Goal 1
In the arctic fox article, in what year did the reindeer counts begin?
Goal 2
From the arctic fox article, retype the passage starting with "Good days for" and going on through "is much activity.".

Text section
Eva Fuglei and Dominique Berteaux in Adventdalen. FOTO: Rupert Krapp

Good days for the arctic fox

Increasing goose populations, more reindeer calves, less ice and problems for seals are making life easy for arctic foxes in Svalbard.



It is lively outside the foxes' den up in Adventdalen. The parents keep pace as the young ones play, and periodically there's a gap between them as one of them goes out to find food. Around the den are the wings of geese and remains of reindeer calves, which are seen in pictures from a surveillance camera that has been at work during the summer. At 18 fox dens in Adventdalen and Sassendalen there is much activity.

Record number
This was not what the researchers expected when they started this year's fox expedition. Record populations of ptarmigan and reindeer indicated at the outset a low mortality rate during the winter. With few carcasses on the tundra, it was expected many fox dens would be empty. Instead, there also ended up being a record fox population in the Adventdalen/Sassendalen area, which is one of the areas where monitoring is going on.

"We have never tallied so many fox litters in the areas we have surveillance. There are also other factors that come into play, but we do not know about those," said Eva Fuglei, a Norwegian Polar Institute researcher who has spent nearly four weeks in the field with Stefan Prost and Dominique Berteaux. Meanwhile, Bjørn Anders Nymoen and Finn Slette are accounting for the observations at Brøggerhalvøya.

Fuglei, who has followed the fox population for many years and has led the work with the field teams, admits they were both surprised and do not know the reason why the number of dens with pups has increased this year.

"That's what makes this so exciting," Fuglei said. "We put together pieces to understand the whole picture and we have found that is important for youngsters to have a supply of reindeer carcasses. Therefore, I imagined that there would not be more foxes this year."

More food
Reindeer counts made earlier this summer show there has never been as many reindeer in the areas since the counts began in 1979 Few deer carcasses were observed in the areas during the count, suggesting a low mortality rate, while at the same time many calves and yearlings were seen.

The arctic fox is one of ten "flagship species" selected by the International Union for Conservation of Nature and Natural Resources (IUCN) to illustrate the effects of climate change. While the species is on the Red List as endangered on the mainland, the Svalbard population is considered sustainable.

Recorded data

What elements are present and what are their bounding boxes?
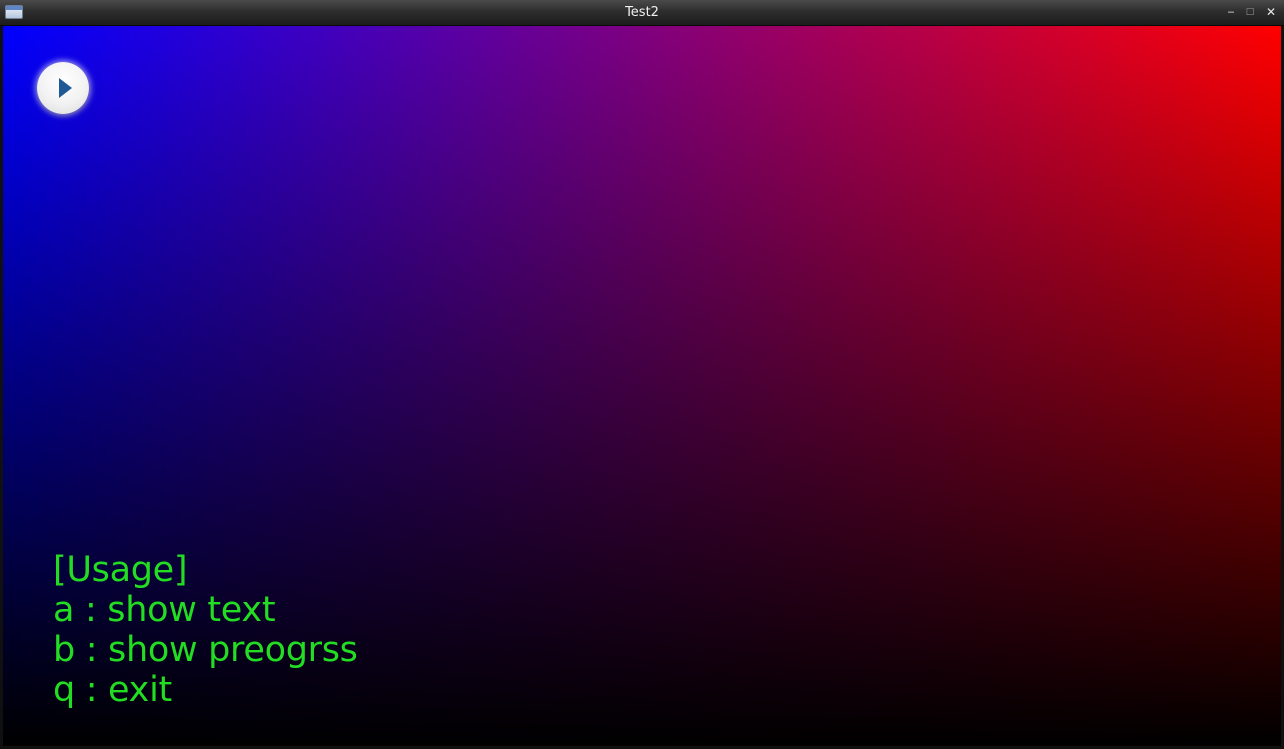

Right answer 1
1979

Right answer 2
Good days for the arctic fox

Increasing goose populations, more reindeer calves, less ice and problems for seals are making life easy for arctic foxes in Svalbard.



It is lively outside the foxes' den up in Adventdalen. The parents keep pace as the young ones play, and periodically there's a gap between them as one of them goes out to find food. Around the den are the wings of geese and remains of reindeer calves, which are seen in pictures from a surveillance camera that has been at work during the summer. At 18 fox dens in Adventdalen and Sassendalen there is much activity.